Will you extract the entries word for word? Images should not appear in the copy.

start

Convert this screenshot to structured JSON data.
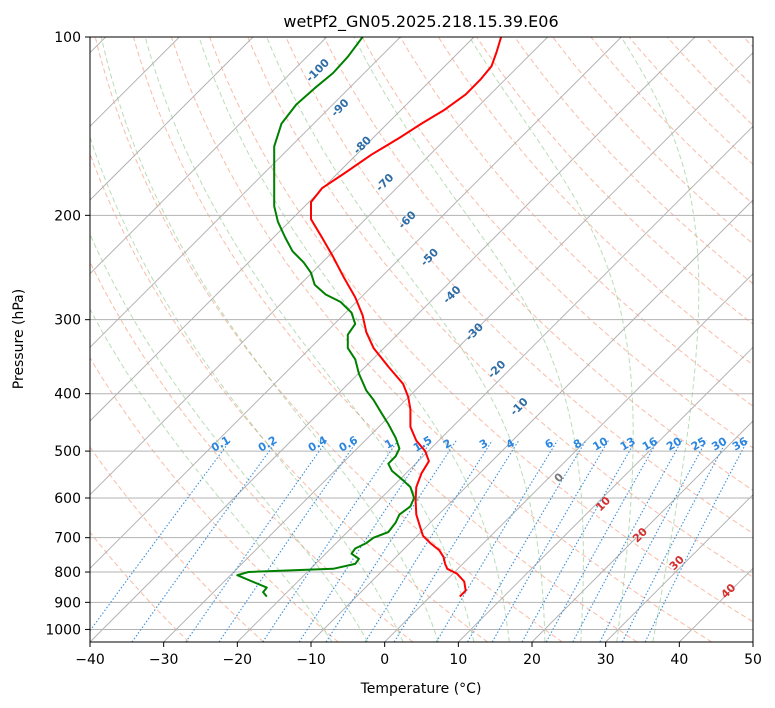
{
  "chart_data": {
    "type": "line",
    "subtype": "skew-t log-p diagram",
    "title": "wetPf2_GN05.2025.218.15.39.E06",
    "xlabel": "Temperature (°C)",
    "ylabel": "Pressure (hPa)",
    "xlim": [
      -40,
      50
    ],
    "ylim": [
      1050,
      100
    ],
    "y_scale": "log",
    "x_ticks": [
      -40,
      -30,
      -20,
      -10,
      0,
      10,
      20,
      30,
      40,
      50
    ],
    "y_ticks": [
      100,
      200,
      300,
      400,
      500,
      600,
      700,
      800,
      900,
      1000
    ],
    "grid": true,
    "series": [
      {
        "color": "#ff0000",
        "points": [
          [
            10.2,
            880
          ],
          [
            11.0,
            860
          ],
          [
            10.8,
            830
          ],
          [
            9.8,
            805
          ],
          [
            8.5,
            790
          ],
          [
            8.2,
            775
          ],
          [
            8.0,
            755
          ],
          [
            7.4,
            735
          ],
          [
            6.2,
            715
          ],
          [
            5.2,
            695
          ],
          [
            4.8,
            670
          ],
          [
            4.3,
            640
          ],
          [
            4.2,
            605
          ],
          [
            4.3,
            575
          ],
          [
            5.0,
            545
          ],
          [
            6.0,
            520
          ],
          [
            5.5,
            500
          ],
          [
            4.3,
            480
          ],
          [
            3.5,
            455
          ],
          [
            3.5,
            425
          ],
          [
            3.2,
            405
          ],
          [
            2.5,
            385
          ],
          [
            0.5,
            360
          ],
          [
            -1.5,
            335
          ],
          [
            -2.5,
            315
          ],
          [
            -3.0,
            295
          ],
          [
            -4.0,
            275
          ],
          [
            -5.5,
            255
          ],
          [
            -7.0,
            235
          ],
          [
            -8.5,
            218
          ],
          [
            -10.0,
            203
          ],
          [
            -10.0,
            190
          ],
          [
            -8.5,
            180
          ],
          [
            -5.5,
            170
          ],
          [
            -1.8,
            158
          ],
          [
            2.0,
            148
          ],
          [
            5.0,
            140
          ],
          [
            8.0,
            133
          ],
          [
            11.0,
            125
          ],
          [
            13.0,
            118
          ],
          [
            14.5,
            112
          ],
          [
            15.2,
            106
          ],
          [
            15.8,
            100
          ]
        ]
      },
      {
        "color": "#008000",
        "points": [
          [
            -16.0,
            880
          ],
          [
            -16.5,
            865
          ],
          [
            -16.0,
            850
          ],
          [
            -17.5,
            835
          ],
          [
            -20.0,
            810
          ],
          [
            -18.5,
            800
          ],
          [
            -7.0,
            790
          ],
          [
            -4.0,
            775
          ],
          [
            -3.5,
            760
          ],
          [
            -4.5,
            745
          ],
          [
            -4.0,
            730
          ],
          [
            -2.5,
            715
          ],
          [
            -1.5,
            700
          ],
          [
            0.5,
            685
          ],
          [
            1.5,
            660
          ],
          [
            2.0,
            640
          ],
          [
            3.5,
            620
          ],
          [
            4.0,
            600
          ],
          [
            3.5,
            575
          ],
          [
            2.5,
            560
          ],
          [
            1.0,
            540
          ],
          [
            0.5,
            525
          ],
          [
            1.5,
            510
          ],
          [
            2.0,
            495
          ],
          [
            1.5,
            475
          ],
          [
            0.5,
            450
          ],
          [
            -0.5,
            430
          ],
          [
            -1.5,
            410
          ],
          [
            -2.5,
            395
          ],
          [
            -3.5,
            370
          ],
          [
            -4.0,
            350
          ],
          [
            -5.0,
            335
          ],
          [
            -5.0,
            318
          ],
          [
            -4.0,
            305
          ],
          [
            -4.5,
            292
          ],
          [
            -6.0,
            280
          ],
          [
            -8.0,
            272
          ],
          [
            -9.5,
            262
          ],
          [
            -10.0,
            250
          ],
          [
            -11.0,
            240
          ],
          [
            -12.5,
            230
          ],
          [
            -13.5,
            218
          ],
          [
            -14.5,
            205
          ],
          [
            -15.0,
            193
          ],
          [
            -15.0,
            180
          ],
          [
            -15.0,
            166
          ],
          [
            -15.0,
            153
          ],
          [
            -14.0,
            140
          ],
          [
            -12.0,
            130
          ],
          [
            -9.5,
            122
          ],
          [
            -7.0,
            115
          ],
          [
            -5.0,
            108
          ],
          [
            -3.0,
            100
          ]
        ]
      }
    ],
    "dry_adiabat_labels": [
      "-100",
      "-90",
      "-80",
      "-70",
      "-60",
      "-50",
      "-40",
      "-30",
      "-20",
      "-10"
    ],
    "moist_adiabat_labels": [
      "0",
      "10",
      "20",
      "30",
      "40"
    ],
    "mixing_ratio_labels": [
      "0.1",
      "0.2",
      "0.4",
      "0.6",
      "1",
      "1.5",
      "2",
      "3",
      "4",
      "6",
      "8",
      "10",
      "13",
      "16",
      "20",
      "25",
      "30",
      "36"
    ]
  }
}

end

■ Task response
Convert this screenshot to structured JSON data.
{
  "chart_data": {
    "type": "line",
    "subtype": "skew-t log-p diagram",
    "title": "wetPf2_GN05.2025.218.15.39.E06",
    "xlabel": "Temperature (°C)",
    "ylabel": "Pressure (hPa)",
    "xlim": [
      -40,
      50
    ],
    "ylim": [
      1050,
      100
    ],
    "y_scale": "log",
    "x_ticks": [
      -40,
      -30,
      -20,
      -10,
      0,
      10,
      20,
      30,
      40,
      50
    ],
    "y_ticks": [
      100,
      200,
      300,
      400,
      500,
      600,
      700,
      800,
      900,
      1000
    ],
    "grid": true,
    "series": [
      {
        "color": "#ff0000",
        "points": [
          [
            10.2,
            880
          ],
          [
            11.0,
            860
          ],
          [
            10.8,
            830
          ],
          [
            9.8,
            805
          ],
          [
            8.5,
            790
          ],
          [
            8.2,
            775
          ],
          [
            8.0,
            755
          ],
          [
            7.4,
            735
          ],
          [
            6.2,
            715
          ],
          [
            5.2,
            695
          ],
          [
            4.8,
            670
          ],
          [
            4.3,
            640
          ],
          [
            4.2,
            605
          ],
          [
            4.3,
            575
          ],
          [
            5.0,
            545
          ],
          [
            6.0,
            520
          ],
          [
            5.5,
            500
          ],
          [
            4.3,
            480
          ],
          [
            3.5,
            455
          ],
          [
            3.5,
            425
          ],
          [
            3.2,
            405
          ],
          [
            2.5,
            385
          ],
          [
            0.5,
            360
          ],
          [
            -1.5,
            335
          ],
          [
            -2.5,
            315
          ],
          [
            -3.0,
            295
          ],
          [
            -4.0,
            275
          ],
          [
            -5.5,
            255
          ],
          [
            -7.0,
            235
          ],
          [
            -8.5,
            218
          ],
          [
            -10.0,
            203
          ],
          [
            -10.0,
            190
          ],
          [
            -8.5,
            180
          ],
          [
            -5.5,
            170
          ],
          [
            -1.8,
            158
          ],
          [
            2.0,
            148
          ],
          [
            5.0,
            140
          ],
          [
            8.0,
            133
          ],
          [
            11.0,
            125
          ],
          [
            13.0,
            118
          ],
          [
            14.5,
            112
          ],
          [
            15.2,
            106
          ],
          [
            15.8,
            100
          ]
        ]
      },
      {
        "color": "#008000",
        "points": [
          [
            -16.0,
            880
          ],
          [
            -16.5,
            865
          ],
          [
            -16.0,
            850
          ],
          [
            -17.5,
            835
          ],
          [
            -20.0,
            810
          ],
          [
            -18.5,
            800
          ],
          [
            -7.0,
            790
          ],
          [
            -4.0,
            775
          ],
          [
            -3.5,
            760
          ],
          [
            -4.5,
            745
          ],
          [
            -4.0,
            730
          ],
          [
            -2.5,
            715
          ],
          [
            -1.5,
            700
          ],
          [
            0.5,
            685
          ],
          [
            1.5,
            660
          ],
          [
            2.0,
            640
          ],
          [
            3.5,
            620
          ],
          [
            4.0,
            600
          ],
          [
            3.5,
            575
          ],
          [
            2.5,
            560
          ],
          [
            1.0,
            540
          ],
          [
            0.5,
            525
          ],
          [
            1.5,
            510
          ],
          [
            2.0,
            495
          ],
          [
            1.5,
            475
          ],
          [
            0.5,
            450
          ],
          [
            -0.5,
            430
          ],
          [
            -1.5,
            410
          ],
          [
            -2.5,
            395
          ],
          [
            -3.5,
            370
          ],
          [
            -4.0,
            350
          ],
          [
            -5.0,
            335
          ],
          [
            -5.0,
            318
          ],
          [
            -4.0,
            305
          ],
          [
            -4.5,
            292
          ],
          [
            -6.0,
            280
          ],
          [
            -8.0,
            272
          ],
          [
            -9.5,
            262
          ],
          [
            -10.0,
            250
          ],
          [
            -11.0,
            240
          ],
          [
            -12.5,
            230
          ],
          [
            -13.5,
            218
          ],
          [
            -14.5,
            205
          ],
          [
            -15.0,
            193
          ],
          [
            -15.0,
            180
          ],
          [
            -15.0,
            166
          ],
          [
            -15.0,
            153
          ],
          [
            -14.0,
            140
          ],
          [
            -12.0,
            130
          ],
          [
            -9.5,
            122
          ],
          [
            -7.0,
            115
          ],
          [
            -5.0,
            108
          ],
          [
            -3.0,
            100
          ]
        ]
      }
    ],
    "dry_adiabat_labels": [
      "-100",
      "-90",
      "-80",
      "-70",
      "-60",
      "-50",
      "-40",
      "-30",
      "-20",
      "-10"
    ],
    "moist_adiabat_labels": [
      "0",
      "10",
      "20",
      "30",
      "40"
    ],
    "mixing_ratio_labels": [
      "0.1",
      "0.2",
      "0.4",
      "0.6",
      "1",
      "1.5",
      "2",
      "3",
      "4",
      "6",
      "8",
      "10",
      "13",
      "16",
      "20",
      "25",
      "30",
      "36"
    ]
  }
}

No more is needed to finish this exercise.